Entries shown –

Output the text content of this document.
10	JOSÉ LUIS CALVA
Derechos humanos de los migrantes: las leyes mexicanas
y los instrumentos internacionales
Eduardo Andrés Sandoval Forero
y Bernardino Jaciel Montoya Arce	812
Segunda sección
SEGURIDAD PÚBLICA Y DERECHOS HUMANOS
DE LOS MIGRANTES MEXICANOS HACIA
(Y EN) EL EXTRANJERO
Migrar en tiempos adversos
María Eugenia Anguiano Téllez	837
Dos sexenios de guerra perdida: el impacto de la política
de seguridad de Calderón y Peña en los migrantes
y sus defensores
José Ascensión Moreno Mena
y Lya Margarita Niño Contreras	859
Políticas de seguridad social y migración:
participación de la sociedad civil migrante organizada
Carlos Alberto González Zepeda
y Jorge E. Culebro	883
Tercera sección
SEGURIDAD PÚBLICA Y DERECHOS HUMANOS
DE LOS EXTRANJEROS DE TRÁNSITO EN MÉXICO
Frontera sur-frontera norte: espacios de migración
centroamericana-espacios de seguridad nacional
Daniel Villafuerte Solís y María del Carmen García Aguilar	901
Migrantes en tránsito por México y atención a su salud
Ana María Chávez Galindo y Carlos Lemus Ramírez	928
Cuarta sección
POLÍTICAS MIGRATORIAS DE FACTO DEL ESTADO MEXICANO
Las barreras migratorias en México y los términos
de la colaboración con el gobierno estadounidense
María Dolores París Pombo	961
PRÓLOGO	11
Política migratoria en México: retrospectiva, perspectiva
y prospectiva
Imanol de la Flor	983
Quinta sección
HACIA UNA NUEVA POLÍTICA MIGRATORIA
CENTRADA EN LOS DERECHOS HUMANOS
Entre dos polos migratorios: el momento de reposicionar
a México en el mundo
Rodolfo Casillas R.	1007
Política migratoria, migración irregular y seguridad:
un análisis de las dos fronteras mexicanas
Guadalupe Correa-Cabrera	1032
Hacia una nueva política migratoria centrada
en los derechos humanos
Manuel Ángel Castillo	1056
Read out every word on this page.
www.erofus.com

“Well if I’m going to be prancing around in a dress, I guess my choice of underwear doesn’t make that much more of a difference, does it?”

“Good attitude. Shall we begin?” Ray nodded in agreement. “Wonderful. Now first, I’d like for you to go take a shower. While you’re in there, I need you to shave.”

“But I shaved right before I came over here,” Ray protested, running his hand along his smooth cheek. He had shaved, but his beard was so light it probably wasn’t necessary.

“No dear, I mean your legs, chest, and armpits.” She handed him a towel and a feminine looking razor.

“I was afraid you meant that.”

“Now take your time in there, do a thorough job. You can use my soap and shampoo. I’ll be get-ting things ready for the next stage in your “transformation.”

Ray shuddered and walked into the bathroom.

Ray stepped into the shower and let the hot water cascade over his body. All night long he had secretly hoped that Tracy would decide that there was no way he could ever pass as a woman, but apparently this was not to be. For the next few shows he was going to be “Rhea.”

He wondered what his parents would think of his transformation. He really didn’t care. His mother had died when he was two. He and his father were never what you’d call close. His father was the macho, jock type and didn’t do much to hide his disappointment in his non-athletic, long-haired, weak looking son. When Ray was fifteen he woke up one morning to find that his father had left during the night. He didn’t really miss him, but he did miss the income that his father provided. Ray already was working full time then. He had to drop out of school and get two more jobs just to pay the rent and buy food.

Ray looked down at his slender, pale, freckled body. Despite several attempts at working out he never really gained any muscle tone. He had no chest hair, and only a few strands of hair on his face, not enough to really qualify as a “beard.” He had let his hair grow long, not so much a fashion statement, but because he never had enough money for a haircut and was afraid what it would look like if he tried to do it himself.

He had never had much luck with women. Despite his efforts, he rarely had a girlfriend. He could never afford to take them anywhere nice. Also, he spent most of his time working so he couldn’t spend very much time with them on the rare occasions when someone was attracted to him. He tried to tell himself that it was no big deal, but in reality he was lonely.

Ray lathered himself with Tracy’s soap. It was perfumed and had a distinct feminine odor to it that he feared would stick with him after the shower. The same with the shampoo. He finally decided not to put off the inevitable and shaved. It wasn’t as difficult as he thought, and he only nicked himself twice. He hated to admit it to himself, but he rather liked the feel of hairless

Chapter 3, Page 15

Do this – Search the lines above for the string "over" and copy each line that has it.

Worked solution –
“But I shaved right before I came over here,” Ray protested, running his hand along his smooth cheek. He had shaved, but his beard was so light it probably wasn’t necessary.
Ray stepped into the shower and let the hot water cascade over his body. All night long he had secretly hoped that Tracy would decide that there was no way he could ever pass as a woman, but apparently this was not to be. For the next few shows he was going to be “Rhea.”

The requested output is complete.